Data rows.
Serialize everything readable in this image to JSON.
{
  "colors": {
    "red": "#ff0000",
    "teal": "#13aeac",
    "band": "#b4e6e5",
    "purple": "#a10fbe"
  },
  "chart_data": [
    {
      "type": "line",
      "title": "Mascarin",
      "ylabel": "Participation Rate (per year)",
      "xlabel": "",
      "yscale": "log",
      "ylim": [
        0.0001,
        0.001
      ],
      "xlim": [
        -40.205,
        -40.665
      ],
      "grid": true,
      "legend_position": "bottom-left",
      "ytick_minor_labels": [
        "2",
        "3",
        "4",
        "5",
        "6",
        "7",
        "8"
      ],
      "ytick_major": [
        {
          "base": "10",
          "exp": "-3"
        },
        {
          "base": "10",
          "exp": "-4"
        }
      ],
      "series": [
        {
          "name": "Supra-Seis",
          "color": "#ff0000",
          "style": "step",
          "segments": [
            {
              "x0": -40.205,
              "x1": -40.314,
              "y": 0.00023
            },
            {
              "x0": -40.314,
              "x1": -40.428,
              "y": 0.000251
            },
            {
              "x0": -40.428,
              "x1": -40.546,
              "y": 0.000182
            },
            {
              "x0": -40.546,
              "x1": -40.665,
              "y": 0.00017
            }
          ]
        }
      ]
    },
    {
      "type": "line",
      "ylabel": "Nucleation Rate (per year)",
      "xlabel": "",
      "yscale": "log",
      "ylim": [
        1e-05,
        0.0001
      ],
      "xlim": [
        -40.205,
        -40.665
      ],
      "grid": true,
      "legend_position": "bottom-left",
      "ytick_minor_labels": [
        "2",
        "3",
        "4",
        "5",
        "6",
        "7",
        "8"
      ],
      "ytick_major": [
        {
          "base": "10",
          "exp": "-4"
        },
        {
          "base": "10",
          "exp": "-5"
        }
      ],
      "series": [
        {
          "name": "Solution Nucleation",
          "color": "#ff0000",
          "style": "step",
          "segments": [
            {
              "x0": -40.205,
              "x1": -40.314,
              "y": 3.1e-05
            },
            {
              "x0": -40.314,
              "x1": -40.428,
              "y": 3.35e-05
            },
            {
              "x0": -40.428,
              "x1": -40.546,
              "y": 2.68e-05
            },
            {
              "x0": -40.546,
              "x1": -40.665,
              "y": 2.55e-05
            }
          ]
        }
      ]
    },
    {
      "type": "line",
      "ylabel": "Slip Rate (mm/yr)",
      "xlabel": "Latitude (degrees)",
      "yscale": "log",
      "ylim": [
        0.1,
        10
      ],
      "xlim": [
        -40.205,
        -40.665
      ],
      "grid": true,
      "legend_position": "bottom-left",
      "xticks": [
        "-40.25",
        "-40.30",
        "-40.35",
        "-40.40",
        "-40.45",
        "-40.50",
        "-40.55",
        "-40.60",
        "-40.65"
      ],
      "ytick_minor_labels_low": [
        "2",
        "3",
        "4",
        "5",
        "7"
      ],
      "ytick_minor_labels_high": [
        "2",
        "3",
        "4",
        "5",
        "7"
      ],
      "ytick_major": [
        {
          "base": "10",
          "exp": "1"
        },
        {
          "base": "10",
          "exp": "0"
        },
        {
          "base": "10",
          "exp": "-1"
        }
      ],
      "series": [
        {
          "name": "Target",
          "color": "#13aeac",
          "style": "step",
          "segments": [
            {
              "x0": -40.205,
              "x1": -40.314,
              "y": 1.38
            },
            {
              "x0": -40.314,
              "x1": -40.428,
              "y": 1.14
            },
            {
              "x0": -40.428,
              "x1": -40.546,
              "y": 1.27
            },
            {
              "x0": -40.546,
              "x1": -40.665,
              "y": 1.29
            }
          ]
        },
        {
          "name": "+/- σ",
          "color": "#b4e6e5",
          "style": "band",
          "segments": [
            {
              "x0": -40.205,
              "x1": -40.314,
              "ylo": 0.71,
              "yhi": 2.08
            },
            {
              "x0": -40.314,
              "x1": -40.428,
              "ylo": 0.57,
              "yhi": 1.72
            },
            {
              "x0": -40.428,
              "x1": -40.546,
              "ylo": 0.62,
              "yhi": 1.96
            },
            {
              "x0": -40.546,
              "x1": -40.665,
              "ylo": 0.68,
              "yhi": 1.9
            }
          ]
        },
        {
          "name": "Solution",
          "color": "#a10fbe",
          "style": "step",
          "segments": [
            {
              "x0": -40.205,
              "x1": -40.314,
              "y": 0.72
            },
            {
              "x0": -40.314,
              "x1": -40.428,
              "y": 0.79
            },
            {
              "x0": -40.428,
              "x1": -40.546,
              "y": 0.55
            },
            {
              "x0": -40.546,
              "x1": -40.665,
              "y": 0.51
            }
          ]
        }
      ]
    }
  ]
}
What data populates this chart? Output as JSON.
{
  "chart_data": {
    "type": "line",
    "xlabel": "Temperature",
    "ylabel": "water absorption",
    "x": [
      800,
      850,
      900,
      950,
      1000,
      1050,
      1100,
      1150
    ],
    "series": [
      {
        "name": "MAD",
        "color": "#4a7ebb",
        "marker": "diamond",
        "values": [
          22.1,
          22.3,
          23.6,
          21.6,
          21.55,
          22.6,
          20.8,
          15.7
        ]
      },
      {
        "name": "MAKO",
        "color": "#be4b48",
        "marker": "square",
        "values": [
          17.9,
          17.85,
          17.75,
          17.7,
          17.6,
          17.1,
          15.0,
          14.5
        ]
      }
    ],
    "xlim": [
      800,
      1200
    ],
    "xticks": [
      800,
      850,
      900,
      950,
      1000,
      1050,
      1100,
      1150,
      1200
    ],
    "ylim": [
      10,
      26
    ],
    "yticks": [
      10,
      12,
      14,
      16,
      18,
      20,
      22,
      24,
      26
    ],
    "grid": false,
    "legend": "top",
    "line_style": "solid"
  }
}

Goal. Return the lines beginning at the one that contains "What data populates" and continuing through the last line of the data, exactly as they stand and without any others.

Solved exercise.
What data populates this chart? Output as JSON.
{
  "chart_data": {
    "type": "line",
    "xlabel": "Temperature",
    "ylabel": "water absorption",
    "x": [
      800,
      850,
      900,
      950,
      1000,
      1050,
      1100,
      1150
    ],
    "series": [
      {
        "name": "MAD",
        "color": "#4a7ebb",
        "marker": "diamond",
        "values": [
          22.1,
          22.3,
          23.6,
          21.6,
          21.55,
          22.6,
          20.8,
          15.7
        ]
      },
      {
        "name": "MAKO",
        "color": "#be4b48",
        "marker": "square",
        "values": [
          17.9,
          17.85,
          17.75,
          17.7,
          17.6,
          17.1,
          15.0,
          14.5
        ]
      }
    ],
    "xlim": [
      800,
      1200
    ],
    "xticks": [
      800,
      850,
      900,
      950,
      1000,
      1050,
      1100,
      1150,
      1200
    ],
    "ylim": [
      10,
      26
    ],
    "yticks": [
      10,
      12,
      14,
      16,
      18,
      20,
      22,
      24,
      26
    ],
    "grid": false,
    "legend": "top",
    "line_style": "solid"
  }
}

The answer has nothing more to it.